Extracted entries ->
────
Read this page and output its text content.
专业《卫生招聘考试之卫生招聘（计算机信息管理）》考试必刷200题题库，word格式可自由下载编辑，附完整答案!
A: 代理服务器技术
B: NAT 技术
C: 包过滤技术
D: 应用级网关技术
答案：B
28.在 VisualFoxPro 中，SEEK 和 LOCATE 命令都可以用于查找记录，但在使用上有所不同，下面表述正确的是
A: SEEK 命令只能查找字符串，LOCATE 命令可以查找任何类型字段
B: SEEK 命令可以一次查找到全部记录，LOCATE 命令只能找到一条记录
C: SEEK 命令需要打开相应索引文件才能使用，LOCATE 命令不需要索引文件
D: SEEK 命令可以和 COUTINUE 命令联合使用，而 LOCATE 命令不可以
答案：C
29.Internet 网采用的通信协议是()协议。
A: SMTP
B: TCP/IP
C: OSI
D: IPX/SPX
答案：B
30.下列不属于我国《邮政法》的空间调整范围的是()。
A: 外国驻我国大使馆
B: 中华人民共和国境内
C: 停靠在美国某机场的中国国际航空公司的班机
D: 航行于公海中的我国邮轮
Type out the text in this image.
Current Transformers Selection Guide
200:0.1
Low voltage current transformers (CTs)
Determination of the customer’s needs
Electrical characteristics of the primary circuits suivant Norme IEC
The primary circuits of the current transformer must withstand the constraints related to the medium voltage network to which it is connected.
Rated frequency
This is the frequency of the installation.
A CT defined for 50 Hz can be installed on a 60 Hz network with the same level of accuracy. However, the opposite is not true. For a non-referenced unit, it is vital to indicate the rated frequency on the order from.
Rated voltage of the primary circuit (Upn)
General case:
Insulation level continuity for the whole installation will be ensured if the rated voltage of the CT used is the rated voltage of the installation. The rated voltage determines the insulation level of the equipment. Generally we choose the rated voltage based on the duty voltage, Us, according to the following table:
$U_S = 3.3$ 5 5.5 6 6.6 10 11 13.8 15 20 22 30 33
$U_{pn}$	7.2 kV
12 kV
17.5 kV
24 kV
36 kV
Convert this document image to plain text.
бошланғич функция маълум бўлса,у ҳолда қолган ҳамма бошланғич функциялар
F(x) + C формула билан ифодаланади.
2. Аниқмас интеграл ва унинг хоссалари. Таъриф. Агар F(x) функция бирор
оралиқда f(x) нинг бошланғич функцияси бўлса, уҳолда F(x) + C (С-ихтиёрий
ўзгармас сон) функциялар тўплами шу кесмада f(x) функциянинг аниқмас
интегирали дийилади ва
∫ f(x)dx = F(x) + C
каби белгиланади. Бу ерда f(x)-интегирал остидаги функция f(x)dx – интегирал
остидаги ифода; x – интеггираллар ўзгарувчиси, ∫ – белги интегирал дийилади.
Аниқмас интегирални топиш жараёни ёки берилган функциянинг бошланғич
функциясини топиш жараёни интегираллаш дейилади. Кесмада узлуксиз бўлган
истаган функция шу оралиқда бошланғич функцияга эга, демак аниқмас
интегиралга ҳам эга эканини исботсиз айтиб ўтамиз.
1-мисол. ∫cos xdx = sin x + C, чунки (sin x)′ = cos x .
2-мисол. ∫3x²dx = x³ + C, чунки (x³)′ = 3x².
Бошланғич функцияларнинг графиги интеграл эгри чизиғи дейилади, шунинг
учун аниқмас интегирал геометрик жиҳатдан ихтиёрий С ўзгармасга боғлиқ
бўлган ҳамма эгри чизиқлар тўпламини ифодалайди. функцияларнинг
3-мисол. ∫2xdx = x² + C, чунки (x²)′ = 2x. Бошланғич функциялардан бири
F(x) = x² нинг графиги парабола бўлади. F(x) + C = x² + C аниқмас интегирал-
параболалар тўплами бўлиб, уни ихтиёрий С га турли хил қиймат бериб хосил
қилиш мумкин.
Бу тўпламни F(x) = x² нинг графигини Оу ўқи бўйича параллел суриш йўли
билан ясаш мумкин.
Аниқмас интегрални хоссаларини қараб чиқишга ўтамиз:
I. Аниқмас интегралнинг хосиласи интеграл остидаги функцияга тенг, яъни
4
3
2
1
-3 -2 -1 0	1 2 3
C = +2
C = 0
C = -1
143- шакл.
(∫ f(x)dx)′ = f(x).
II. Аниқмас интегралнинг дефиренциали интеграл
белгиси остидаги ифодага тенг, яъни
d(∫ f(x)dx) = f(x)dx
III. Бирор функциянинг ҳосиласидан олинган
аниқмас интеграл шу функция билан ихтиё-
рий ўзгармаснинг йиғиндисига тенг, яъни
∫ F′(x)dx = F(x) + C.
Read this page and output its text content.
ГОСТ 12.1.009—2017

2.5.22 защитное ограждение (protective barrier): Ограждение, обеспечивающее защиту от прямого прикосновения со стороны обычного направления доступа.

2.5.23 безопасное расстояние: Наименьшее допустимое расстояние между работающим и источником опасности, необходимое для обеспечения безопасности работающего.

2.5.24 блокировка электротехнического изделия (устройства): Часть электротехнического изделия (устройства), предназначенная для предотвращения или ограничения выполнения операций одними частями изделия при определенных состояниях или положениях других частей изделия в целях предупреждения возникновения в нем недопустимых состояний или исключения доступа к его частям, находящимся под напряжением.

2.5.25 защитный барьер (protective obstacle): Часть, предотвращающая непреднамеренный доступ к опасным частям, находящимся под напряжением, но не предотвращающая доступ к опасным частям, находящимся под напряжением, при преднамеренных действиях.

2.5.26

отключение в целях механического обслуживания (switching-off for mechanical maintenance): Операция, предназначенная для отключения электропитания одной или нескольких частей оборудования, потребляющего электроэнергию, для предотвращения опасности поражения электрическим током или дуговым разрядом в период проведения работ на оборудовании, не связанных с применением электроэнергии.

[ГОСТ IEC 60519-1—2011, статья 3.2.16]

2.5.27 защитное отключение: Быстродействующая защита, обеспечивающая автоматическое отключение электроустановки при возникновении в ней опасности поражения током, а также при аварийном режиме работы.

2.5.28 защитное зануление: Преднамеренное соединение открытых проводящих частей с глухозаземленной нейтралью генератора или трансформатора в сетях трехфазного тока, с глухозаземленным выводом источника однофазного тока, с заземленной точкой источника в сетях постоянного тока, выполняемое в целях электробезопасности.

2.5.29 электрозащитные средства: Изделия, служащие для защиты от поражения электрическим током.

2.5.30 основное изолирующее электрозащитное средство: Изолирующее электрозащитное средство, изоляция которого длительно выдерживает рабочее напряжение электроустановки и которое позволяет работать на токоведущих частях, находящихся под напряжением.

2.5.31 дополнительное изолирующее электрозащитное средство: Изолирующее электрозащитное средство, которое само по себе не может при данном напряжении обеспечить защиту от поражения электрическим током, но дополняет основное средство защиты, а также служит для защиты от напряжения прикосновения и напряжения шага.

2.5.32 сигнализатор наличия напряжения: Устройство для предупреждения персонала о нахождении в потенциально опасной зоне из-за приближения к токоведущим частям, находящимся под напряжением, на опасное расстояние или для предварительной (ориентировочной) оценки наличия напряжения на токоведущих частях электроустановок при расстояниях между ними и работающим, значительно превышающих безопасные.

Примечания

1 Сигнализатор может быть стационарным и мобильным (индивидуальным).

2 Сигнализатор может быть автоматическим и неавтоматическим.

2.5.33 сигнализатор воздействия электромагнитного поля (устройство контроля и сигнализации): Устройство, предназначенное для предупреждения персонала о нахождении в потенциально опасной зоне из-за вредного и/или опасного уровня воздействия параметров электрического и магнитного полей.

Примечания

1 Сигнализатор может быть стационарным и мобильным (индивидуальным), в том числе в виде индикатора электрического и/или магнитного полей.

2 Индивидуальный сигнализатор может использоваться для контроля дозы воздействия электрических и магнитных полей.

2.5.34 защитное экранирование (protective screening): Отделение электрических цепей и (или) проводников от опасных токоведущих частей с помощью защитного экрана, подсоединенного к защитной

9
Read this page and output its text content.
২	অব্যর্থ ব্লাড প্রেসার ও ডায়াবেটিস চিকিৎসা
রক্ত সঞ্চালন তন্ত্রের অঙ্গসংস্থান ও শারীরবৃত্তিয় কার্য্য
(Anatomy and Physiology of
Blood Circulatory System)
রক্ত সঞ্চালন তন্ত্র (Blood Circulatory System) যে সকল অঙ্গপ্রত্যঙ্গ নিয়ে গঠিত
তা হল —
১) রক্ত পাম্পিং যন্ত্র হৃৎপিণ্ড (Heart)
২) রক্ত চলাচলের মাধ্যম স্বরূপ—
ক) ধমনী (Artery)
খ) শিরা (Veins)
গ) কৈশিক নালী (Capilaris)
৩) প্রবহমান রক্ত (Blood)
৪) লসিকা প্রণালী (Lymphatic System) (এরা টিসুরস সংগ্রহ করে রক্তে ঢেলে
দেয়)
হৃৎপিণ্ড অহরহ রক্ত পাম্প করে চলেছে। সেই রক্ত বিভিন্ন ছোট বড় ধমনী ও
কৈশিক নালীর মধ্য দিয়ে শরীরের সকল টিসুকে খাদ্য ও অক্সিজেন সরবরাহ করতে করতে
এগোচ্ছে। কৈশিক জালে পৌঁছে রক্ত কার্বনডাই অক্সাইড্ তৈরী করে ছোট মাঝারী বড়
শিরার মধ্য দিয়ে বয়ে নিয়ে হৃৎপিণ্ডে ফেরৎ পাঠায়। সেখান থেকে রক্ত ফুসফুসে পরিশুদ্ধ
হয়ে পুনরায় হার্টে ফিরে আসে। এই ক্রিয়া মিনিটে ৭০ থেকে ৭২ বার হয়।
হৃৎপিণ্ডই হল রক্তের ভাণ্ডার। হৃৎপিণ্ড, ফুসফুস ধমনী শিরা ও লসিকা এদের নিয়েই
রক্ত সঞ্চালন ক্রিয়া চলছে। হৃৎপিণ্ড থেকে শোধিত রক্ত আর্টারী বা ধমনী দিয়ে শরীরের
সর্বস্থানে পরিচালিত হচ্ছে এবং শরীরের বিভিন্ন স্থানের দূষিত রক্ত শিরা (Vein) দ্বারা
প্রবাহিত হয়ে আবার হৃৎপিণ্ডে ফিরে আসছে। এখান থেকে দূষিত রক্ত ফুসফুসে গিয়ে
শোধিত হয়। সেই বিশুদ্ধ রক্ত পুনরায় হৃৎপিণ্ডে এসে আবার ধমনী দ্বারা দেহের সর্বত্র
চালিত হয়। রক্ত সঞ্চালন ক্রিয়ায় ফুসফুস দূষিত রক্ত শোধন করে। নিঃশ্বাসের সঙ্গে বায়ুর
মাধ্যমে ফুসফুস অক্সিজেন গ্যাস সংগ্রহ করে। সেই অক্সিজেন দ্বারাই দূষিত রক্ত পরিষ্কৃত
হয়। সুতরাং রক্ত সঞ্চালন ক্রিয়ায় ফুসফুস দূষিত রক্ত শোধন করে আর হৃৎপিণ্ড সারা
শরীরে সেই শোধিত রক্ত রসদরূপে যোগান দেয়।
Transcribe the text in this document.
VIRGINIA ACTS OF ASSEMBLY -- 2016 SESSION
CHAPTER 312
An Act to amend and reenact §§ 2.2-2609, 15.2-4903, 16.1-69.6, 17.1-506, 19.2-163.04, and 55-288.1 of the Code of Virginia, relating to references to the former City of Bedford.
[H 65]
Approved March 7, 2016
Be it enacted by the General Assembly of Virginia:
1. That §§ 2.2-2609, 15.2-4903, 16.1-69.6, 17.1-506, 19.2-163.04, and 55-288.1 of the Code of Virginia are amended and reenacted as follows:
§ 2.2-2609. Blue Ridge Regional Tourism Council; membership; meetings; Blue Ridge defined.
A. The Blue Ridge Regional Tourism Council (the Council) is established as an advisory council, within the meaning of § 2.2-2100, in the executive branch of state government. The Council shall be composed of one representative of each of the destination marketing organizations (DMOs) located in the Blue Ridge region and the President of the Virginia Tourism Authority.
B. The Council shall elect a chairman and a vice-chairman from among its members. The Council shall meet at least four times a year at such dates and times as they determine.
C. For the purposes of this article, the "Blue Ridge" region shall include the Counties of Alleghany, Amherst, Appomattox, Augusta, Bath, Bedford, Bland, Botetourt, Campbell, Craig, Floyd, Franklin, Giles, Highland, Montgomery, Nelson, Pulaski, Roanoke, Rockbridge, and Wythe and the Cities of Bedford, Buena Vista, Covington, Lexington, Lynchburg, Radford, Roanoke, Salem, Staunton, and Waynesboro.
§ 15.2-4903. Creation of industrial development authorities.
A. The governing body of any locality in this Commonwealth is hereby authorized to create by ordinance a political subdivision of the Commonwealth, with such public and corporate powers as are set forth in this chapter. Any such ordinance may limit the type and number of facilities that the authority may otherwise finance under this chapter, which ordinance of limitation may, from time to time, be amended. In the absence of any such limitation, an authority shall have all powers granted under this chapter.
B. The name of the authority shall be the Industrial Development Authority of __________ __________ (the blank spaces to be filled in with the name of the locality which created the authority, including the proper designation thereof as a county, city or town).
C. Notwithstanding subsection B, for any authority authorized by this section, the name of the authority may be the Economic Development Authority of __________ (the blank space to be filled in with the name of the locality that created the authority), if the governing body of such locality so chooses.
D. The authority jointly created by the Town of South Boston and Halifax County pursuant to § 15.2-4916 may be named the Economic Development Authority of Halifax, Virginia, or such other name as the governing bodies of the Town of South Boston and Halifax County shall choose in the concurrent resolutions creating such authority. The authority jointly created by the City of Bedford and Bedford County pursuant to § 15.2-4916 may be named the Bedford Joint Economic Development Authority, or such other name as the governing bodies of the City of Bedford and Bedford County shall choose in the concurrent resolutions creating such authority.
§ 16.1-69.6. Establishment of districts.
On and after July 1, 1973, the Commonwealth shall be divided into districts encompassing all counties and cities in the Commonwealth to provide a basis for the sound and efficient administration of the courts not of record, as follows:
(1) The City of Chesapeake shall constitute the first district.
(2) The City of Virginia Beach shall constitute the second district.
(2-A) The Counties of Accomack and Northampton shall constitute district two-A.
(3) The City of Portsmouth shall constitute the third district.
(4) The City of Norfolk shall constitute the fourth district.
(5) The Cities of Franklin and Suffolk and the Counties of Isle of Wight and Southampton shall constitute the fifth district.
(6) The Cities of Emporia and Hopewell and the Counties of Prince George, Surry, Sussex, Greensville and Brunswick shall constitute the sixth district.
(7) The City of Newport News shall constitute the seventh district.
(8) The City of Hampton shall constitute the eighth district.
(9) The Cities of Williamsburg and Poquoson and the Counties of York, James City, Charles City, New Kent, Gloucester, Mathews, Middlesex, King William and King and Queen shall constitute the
────
Exercise ->
Work out how many lines of the data above contain the string "яъни" and give the number alone.

Solution below ->
3